(Data records)
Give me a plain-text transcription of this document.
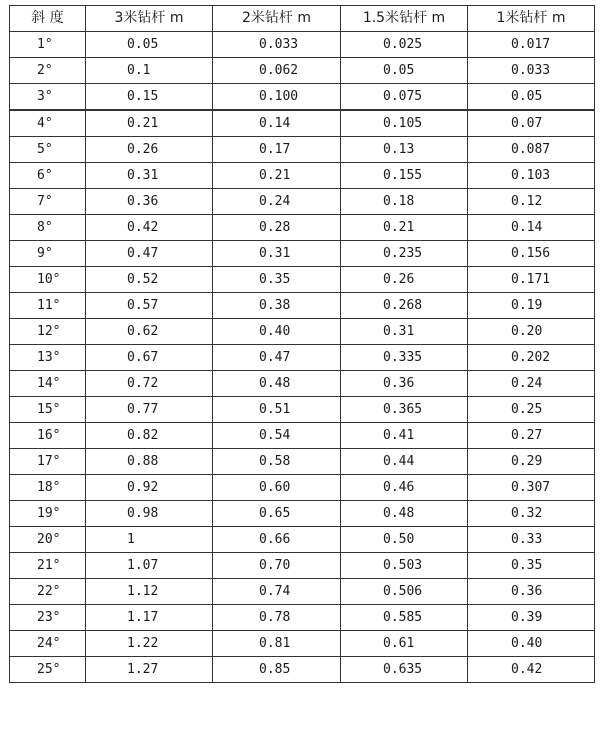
斜 度	3米钻杆 m	2米钻杆 m	1.5米钻杆 m	1米钻杆 m
1°	0.05	0.033	0.025	0.017
2°	0.1	0.062	0.05	0.033
3°	0.15	0.100	0.075	0.05
4°	0.21	0.14	0.105	0.07
5°	0.26	0.17	0.13	0.087
6°	0.31	0.21	0.155	0.103
7°	0.36	0.24	0.18	0.12
8°	0.42	0.28	0.21	0.14
9°	0.47	0.31	0.235	0.156
10°	0.52	0.35	0.26	0.171
11°	0.57	0.38	0.268	0.19
12°	0.62	0.40	0.31	0.20
13°	0.67	0.47	0.335	0.202
14°	0.72	0.48	0.36	0.24
15°	0.77	0.51	0.365	0.25
16°	0.82	0.54	0.41	0.27
17°	0.88	0.58	0.44	0.29
18°	0.92	0.60	0.46	0.307
19°	0.98	0.65	0.48	0.32
20°	1	0.66	0.50	0.33
21°	1.07	0.70	0.503	0.35
22°	1.12	0.74	0.506	0.36
23°	1.17	0.78	0.585	0.39
24°	1.22	0.81	0.61	0.40
25°	1.27	0.85	0.635	0.42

== What needs to be done ==
Output all of the data exactly as it stands, minus any images.

== Finished task ==
Give me a plain-text transcription of this document.
斜 度	3米钻杆 m	2米钻杆 m	1.5米钻杆 m	1米钻杆 m
1°	0.05	0.033	0.025	0.017
2°	0.1	0.062	0.05	0.033
3°	0.15	0.100	0.075	0.05
4°	0.21	0.14	0.105	0.07
5°	0.26	0.17	0.13	0.087
6°	0.31	0.21	0.155	0.103
7°	0.36	0.24	0.18	0.12
8°	0.42	0.28	0.21	0.14
9°	0.47	0.31	0.235	0.156
10°	0.52	0.35	0.26	0.171
11°	0.57	0.38	0.268	0.19
12°	0.62	0.40	0.31	0.20
13°	0.67	0.47	0.335	0.202
14°	0.72	0.48	0.36	0.24
15°	0.77	0.51	0.365	0.25
16°	0.82	0.54	0.41	0.27
17°	0.88	0.58	0.44	0.29
18°	0.92	0.60	0.46	0.307
19°	0.98	0.65	0.48	0.32
20°	1	0.66	0.50	0.33
21°	1.07	0.70	0.503	0.35
22°	1.12	0.74	0.506	0.36
23°	1.17	0.78	0.585	0.39
24°	1.22	0.81	0.61	0.40
25°	1.27	0.85	0.635	0.42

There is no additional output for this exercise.